§ Stored records
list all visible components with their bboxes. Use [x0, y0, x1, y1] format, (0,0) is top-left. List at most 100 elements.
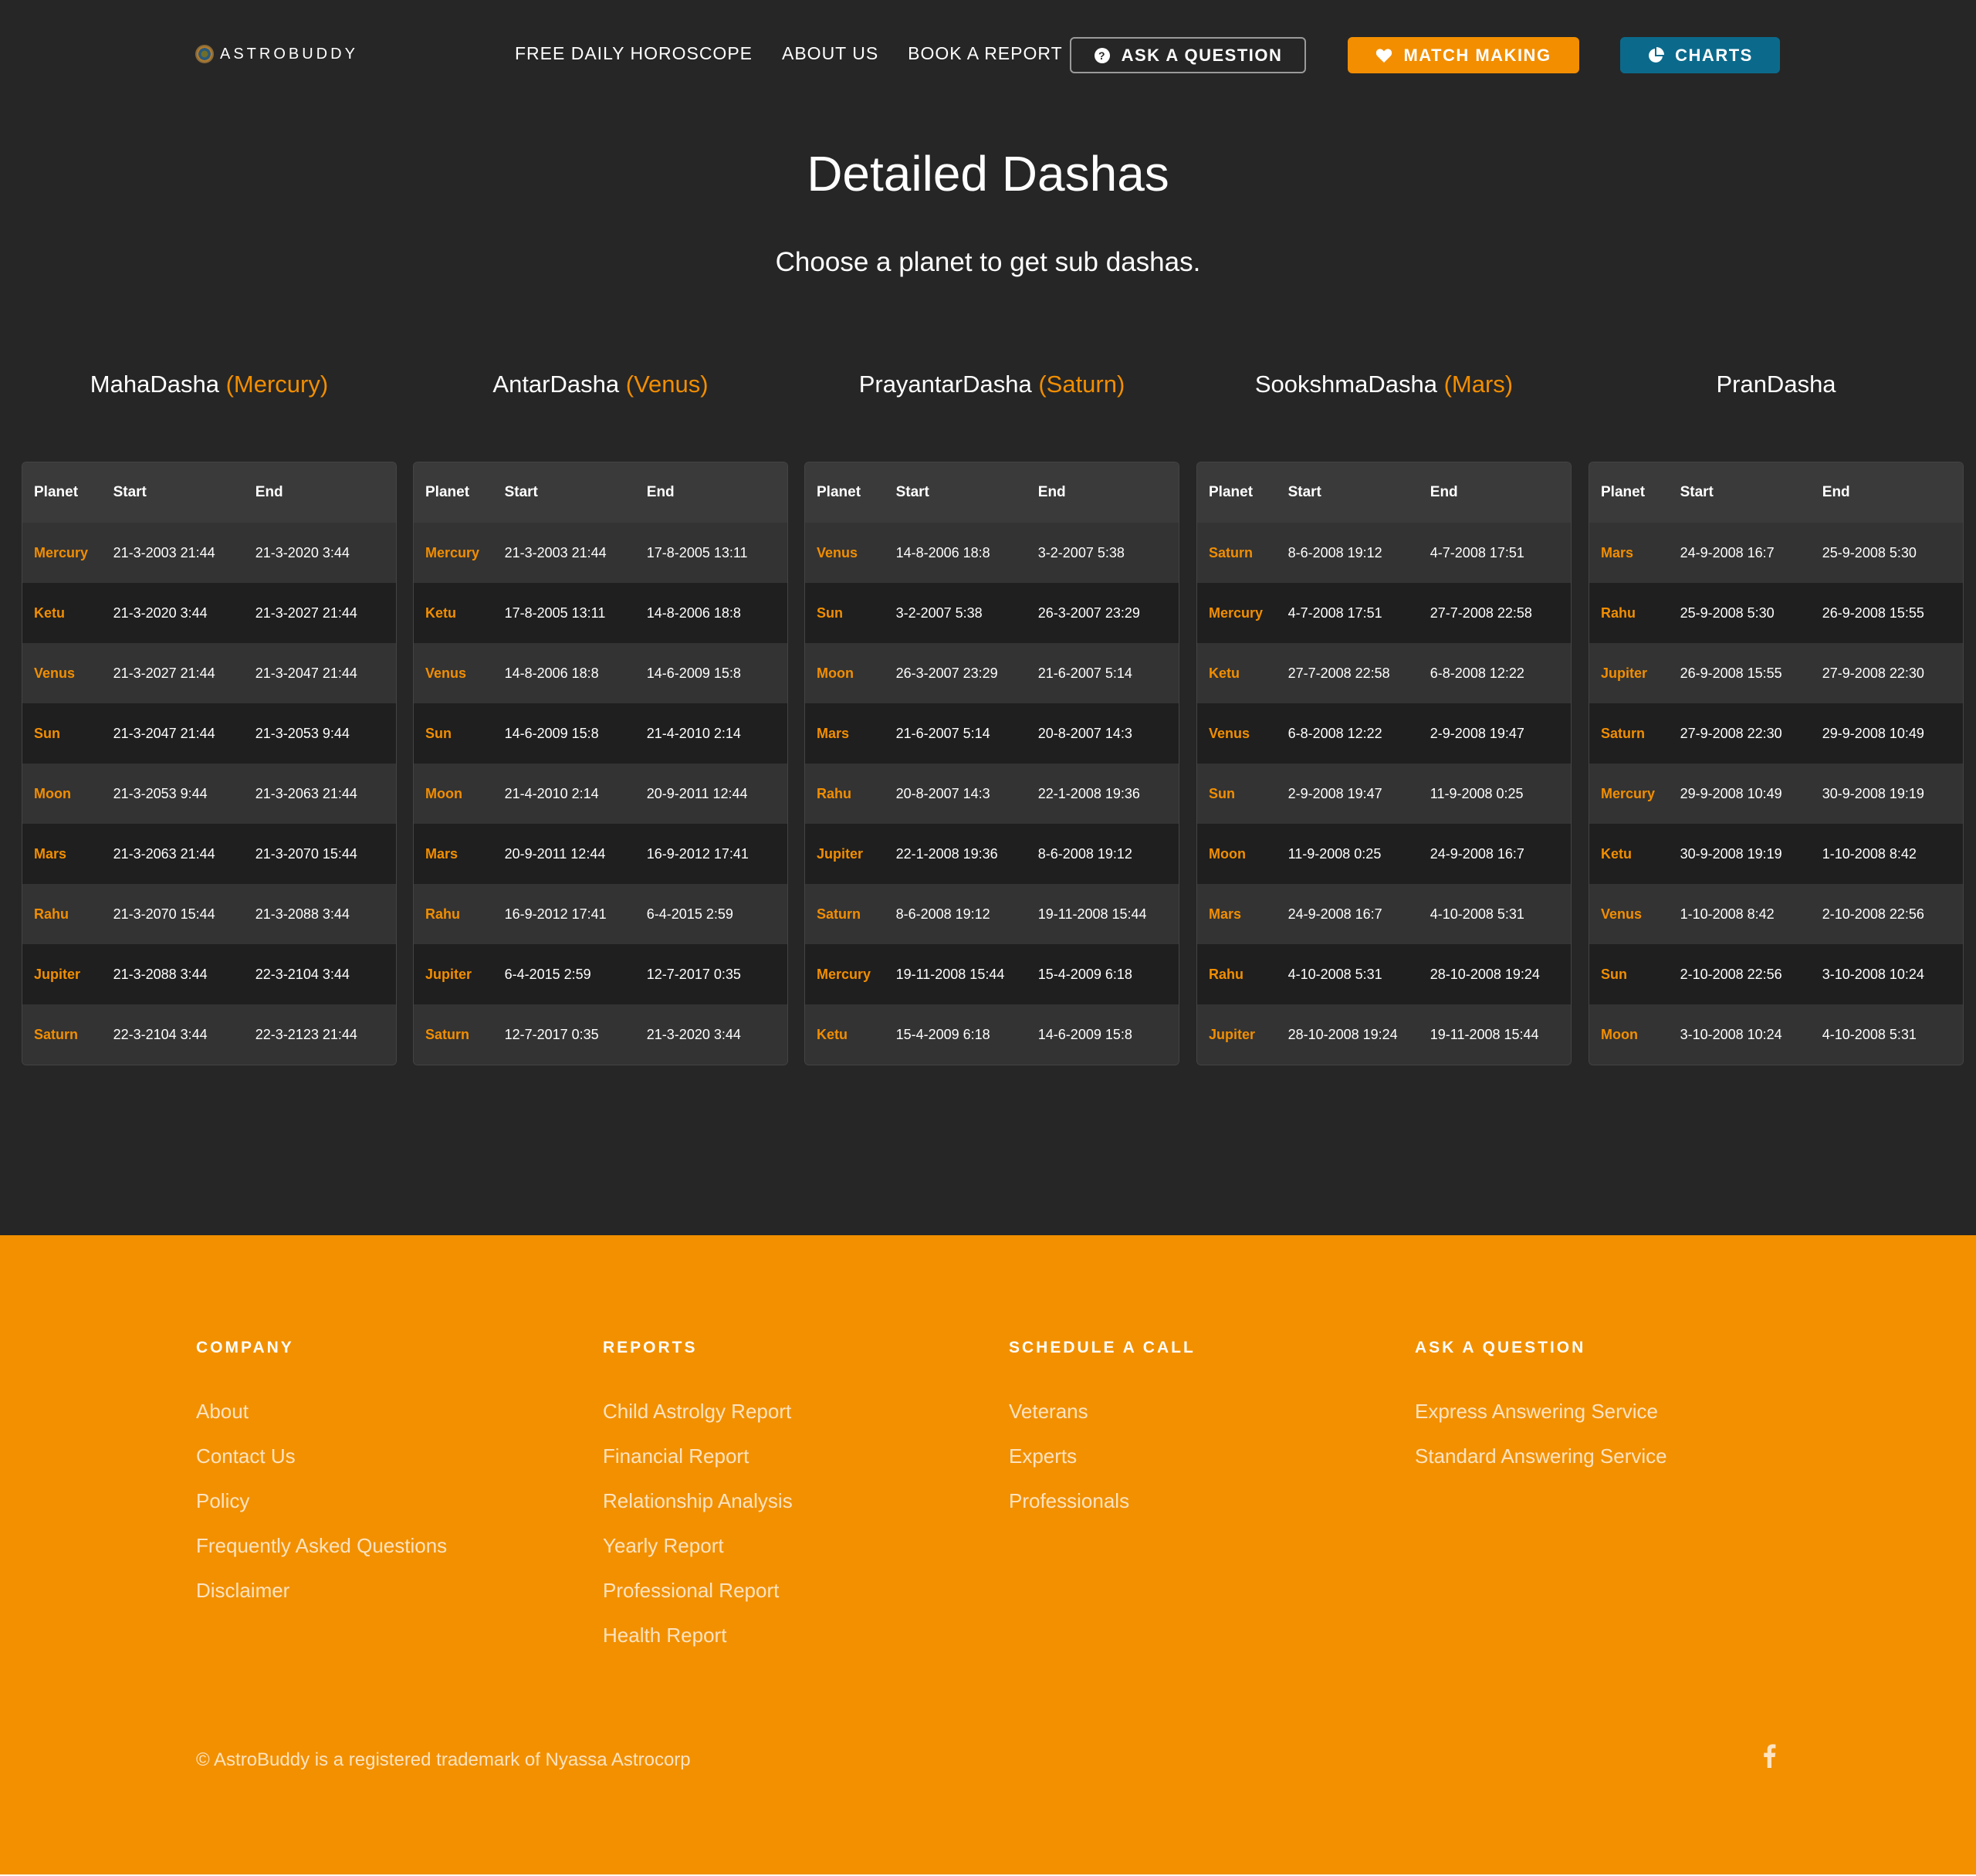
planet-cell[interactable]: Mercury	[1197, 605, 1288, 621]
table-row[interactable]: Mercury 21-3-2003 21:44 21-3-2020 3:44	[22, 523, 396, 583]
planet-cell[interactable]: Moon	[22, 786, 113, 802]
planet-cell[interactable]: Saturn	[805, 906, 896, 923]
planet-cell[interactable]: Rahu	[22, 906, 113, 923]
table-row[interactable]: Venus 21-3-2027 21:44 21-3-2047 21:44	[22, 643, 396, 703]
table-row[interactable]: Saturn 8-6-2008 19:12 4-7-2008 17:51	[1197, 523, 1571, 583]
footer-link[interactable]: Frequently Asked Questions	[196, 1534, 447, 1579]
planet-cell[interactable]: Rahu	[1589, 605, 1680, 621]
planet-cell[interactable]: Saturn	[414, 1027, 505, 1043]
table-row[interactable]: Mars 24-9-2008 16:7 4-10-2008 5:31	[1197, 884, 1571, 944]
table-row[interactable]: Saturn 8-6-2008 19:12 19-11-2008 15:44	[805, 884, 1179, 944]
table-row[interactable]: Moon 11-9-2008 0:25 24-9-2008 16:7	[1197, 824, 1571, 884]
table-row[interactable]: Rahu 20-8-2007 14:3 22-1-2008 19:36	[805, 764, 1179, 824]
planet-cell[interactable]: Moon	[414, 786, 505, 802]
table-row[interactable]: Moon 26-3-2007 23:29 21-6-2007 5:14	[805, 643, 1179, 703]
table-row[interactable]: Mercury 19-11-2008 15:44 15-4-2009 6:18	[805, 944, 1179, 1004]
table-row[interactable]: Mars 21-6-2007 5:14 20-8-2007 14:3	[805, 703, 1179, 764]
footer-link[interactable]: Veterans	[1009, 1400, 1196, 1444]
planet-cell[interactable]: Venus	[22, 665, 113, 682]
footer-link[interactable]: Yearly Report	[603, 1534, 793, 1579]
footer-link[interactable]: Standard Answering Service	[1415, 1444, 1667, 1489]
table-row[interactable]: Ketu 21-3-2020 3:44 21-3-2027 21:44	[22, 583, 396, 643]
nav-book-a-report[interactable]: BOOK A REPORT	[908, 43, 1062, 64]
table-row[interactable]: Mercury 4-7-2008 17:51 27-7-2008 22:58	[1197, 583, 1571, 643]
planet-cell[interactable]: Saturn	[1197, 545, 1288, 561]
table-row[interactable]: Ketu 30-9-2008 19:19 1-10-2008 8:42	[1589, 824, 1963, 884]
footer-link[interactable]: Health Report	[603, 1624, 793, 1668]
planet-cell[interactable]: Rahu	[1197, 967, 1288, 983]
table-row[interactable]: Mercury 21-3-2003 21:44 17-8-2005 13:11	[414, 523, 787, 583]
table-row[interactable]: Sun 21-3-2047 21:44 21-3-2053 9:44	[22, 703, 396, 764]
table-row[interactable]: Moon 21-3-2053 9:44 21-3-2063 21:44	[22, 764, 396, 824]
footer-link[interactable]: Express Answering Service	[1415, 1400, 1667, 1444]
match-making-button[interactable]: MATCH MAKING	[1348, 37, 1579, 73]
table-row[interactable]: Rahu 4-10-2008 5:31 28-10-2008 19:24	[1197, 944, 1571, 1004]
ask-question-button[interactable]: ? ASK A QUESTION	[1070, 37, 1306, 73]
planet-cell[interactable]: Saturn	[1589, 726, 1680, 742]
planet-cell[interactable]: Venus	[1197, 726, 1288, 742]
table-row[interactable]: Mars 24-9-2008 16:7 25-9-2008 5:30	[1589, 523, 1963, 583]
table-row[interactable]: Saturn 12-7-2017 0:35 21-3-2020 3:44	[414, 1004, 787, 1065]
charts-button[interactable]: CHARTS	[1620, 37, 1780, 73]
planet-cell[interactable]: Sun	[1197, 786, 1288, 802]
table-row[interactable]: Rahu 21-3-2070 15:44 21-3-2088 3:44	[22, 884, 396, 944]
planet-cell[interactable]: Mars	[805, 726, 896, 742]
planet-cell[interactable]: Ketu	[805, 1027, 896, 1043]
planet-cell[interactable]: Jupiter	[414, 967, 505, 983]
table-row[interactable]: Venus 14-8-2006 18:8 3-2-2007 5:38	[805, 523, 1179, 583]
planet-cell[interactable]: Jupiter	[22, 967, 113, 983]
footer-link[interactable]: Financial Report	[603, 1444, 793, 1489]
planet-cell[interactable]: Mercury	[1589, 786, 1680, 802]
footer-link[interactable]: Child Astrolgy Report	[603, 1400, 793, 1444]
planet-cell[interactable]: Moon	[805, 665, 896, 682]
planet-cell[interactable]: Mars	[22, 846, 113, 862]
nav-free-daily-horoscope[interactable]: FREE DAILY HOROSCOPE	[515, 43, 753, 64]
table-row[interactable]: Ketu 27-7-2008 22:58 6-8-2008 12:22	[1197, 643, 1571, 703]
planet-cell[interactable]: Sun	[805, 605, 896, 621]
table-row[interactable]: Jupiter 21-3-2088 3:44 22-3-2104 3:44	[22, 944, 396, 1004]
planet-cell[interactable]: Sun	[22, 726, 113, 742]
nav-about-us[interactable]: ABOUT US	[782, 43, 878, 64]
planet-cell[interactable]: Mercury	[414, 545, 505, 561]
footer-link[interactable]: Disclaimer	[196, 1579, 447, 1624]
logo[interactable]: ASTROBUDDY	[195, 45, 358, 63]
planet-cell[interactable]: Jupiter	[1589, 665, 1680, 682]
table-row[interactable]: Jupiter 6-4-2015 2:59 12-7-2017 0:35	[414, 944, 787, 1004]
planet-cell[interactable]: Venus	[1589, 906, 1680, 923]
planet-cell[interactable]: Mars	[414, 846, 505, 862]
table-row[interactable]: Ketu 17-8-2005 13:11 14-8-2006 18:8	[414, 583, 787, 643]
table-row[interactable]: Moon 3-10-2008 10:24 4-10-2008 5:31	[1589, 1004, 1963, 1065]
table-row[interactable]: Ketu 15-4-2009 6:18 14-6-2009 15:8	[805, 1004, 1179, 1065]
planet-cell[interactable]: Rahu	[805, 786, 896, 802]
footer-link[interactable]: Contact Us	[196, 1444, 447, 1489]
table-row[interactable]: Rahu 25-9-2008 5:30 26-9-2008 15:55	[1589, 583, 1963, 643]
table-row[interactable]: Saturn 27-9-2008 22:30 29-9-2008 10:49	[1589, 703, 1963, 764]
planet-cell[interactable]: Mercury	[22, 545, 113, 561]
footer-link[interactable]: Experts	[1009, 1444, 1196, 1489]
planet-cell[interactable]: Saturn	[22, 1027, 113, 1043]
table-row[interactable]: Jupiter 28-10-2008 19:24 19-11-2008 15:44	[1197, 1004, 1571, 1065]
table-row[interactable]: Sun 14-6-2009 15:8 21-4-2010 2:14	[414, 703, 787, 764]
table-row[interactable]: Jupiter 26-9-2008 15:55 27-9-2008 22:30	[1589, 643, 1963, 703]
planet-cell[interactable]: Moon	[1589, 1027, 1680, 1043]
planet-cell[interactable]: Jupiter	[805, 846, 896, 862]
table-row[interactable]: Rahu 16-9-2012 17:41 6-4-2015 2:59	[414, 884, 787, 944]
table-row[interactable]: Mars 20-9-2011 12:44 16-9-2012 17:41	[414, 824, 787, 884]
table-row[interactable]: Mars 21-3-2063 21:44 21-3-2070 15:44	[22, 824, 396, 884]
footer-link[interactable]: Professionals	[1009, 1489, 1196, 1534]
planet-cell[interactable]: Ketu	[1589, 846, 1680, 862]
planet-cell[interactable]: Sun	[414, 726, 505, 742]
planet-cell[interactable]: Ketu	[414, 605, 505, 621]
table-row[interactable]: Mercury 29-9-2008 10:49 30-9-2008 19:19	[1589, 764, 1963, 824]
planet-cell[interactable]: Venus	[414, 665, 505, 682]
planet-cell[interactable]: Mercury	[805, 967, 896, 983]
planet-cell[interactable]: Jupiter	[1197, 1027, 1288, 1043]
planet-cell[interactable]: Moon	[1197, 846, 1288, 862]
table-row[interactable]: Sun 2-10-2008 22:56 3-10-2008 10:24	[1589, 944, 1963, 1004]
footer-link[interactable]: Relationship Analysis	[603, 1489, 793, 1534]
planet-cell[interactable]: Rahu	[414, 906, 505, 923]
table-row[interactable]: Sun 3-2-2007 5:38 26-3-2007 23:29	[805, 583, 1179, 643]
planet-cell[interactable]: Venus	[805, 545, 896, 561]
planet-cell[interactable]: Mars	[1589, 545, 1680, 561]
footer-link[interactable]: Professional Report	[603, 1579, 793, 1624]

§ Given request
Copy these lines without any changes, beginning at the line containing "605, 1288, 621]" and stopping after the line containing "table-row[interactable]: Rahu 20-8-2007".

§ Finished answer
planet-cell[interactable]: Mercury	[1197, 605, 1288, 621]
table-row[interactable]: Mercury 21-3-2003 21:44 21-3-2020 3:44	[22, 523, 396, 583]
planet-cell[interactable]: Moon	[22, 786, 113, 802]
planet-cell[interactable]: Saturn	[805, 906, 896, 923]
planet-cell[interactable]: Rahu	[22, 906, 113, 923]
table-row[interactable]: Venus 21-3-2027 21:44 21-3-2047 21:44	[22, 643, 396, 703]
table-row[interactable]: Saturn 8-6-2008 19:12 4-7-2008 17:51	[1197, 523, 1571, 583]
footer-link[interactable]: Frequently Asked Questions	[196, 1534, 447, 1579]
planet-cell[interactable]: Rahu	[1589, 605, 1680, 621]
planet-cell[interactable]: Saturn	[414, 1027, 505, 1043]
table-row[interactable]: Mars 24-9-2008 16:7 4-10-2008 5:31	[1197, 884, 1571, 944]
table-row[interactable]: Saturn 8-6-2008 19:12 19-11-2008 15:44	[805, 884, 1179, 944]
table-row[interactable]: Moon 11-9-2008 0:25 24-9-2008 16:7	[1197, 824, 1571, 884]
table-row[interactable]: Rahu 20-8-2007 14:3 22-1-2008 19:36	[805, 764, 1179, 824]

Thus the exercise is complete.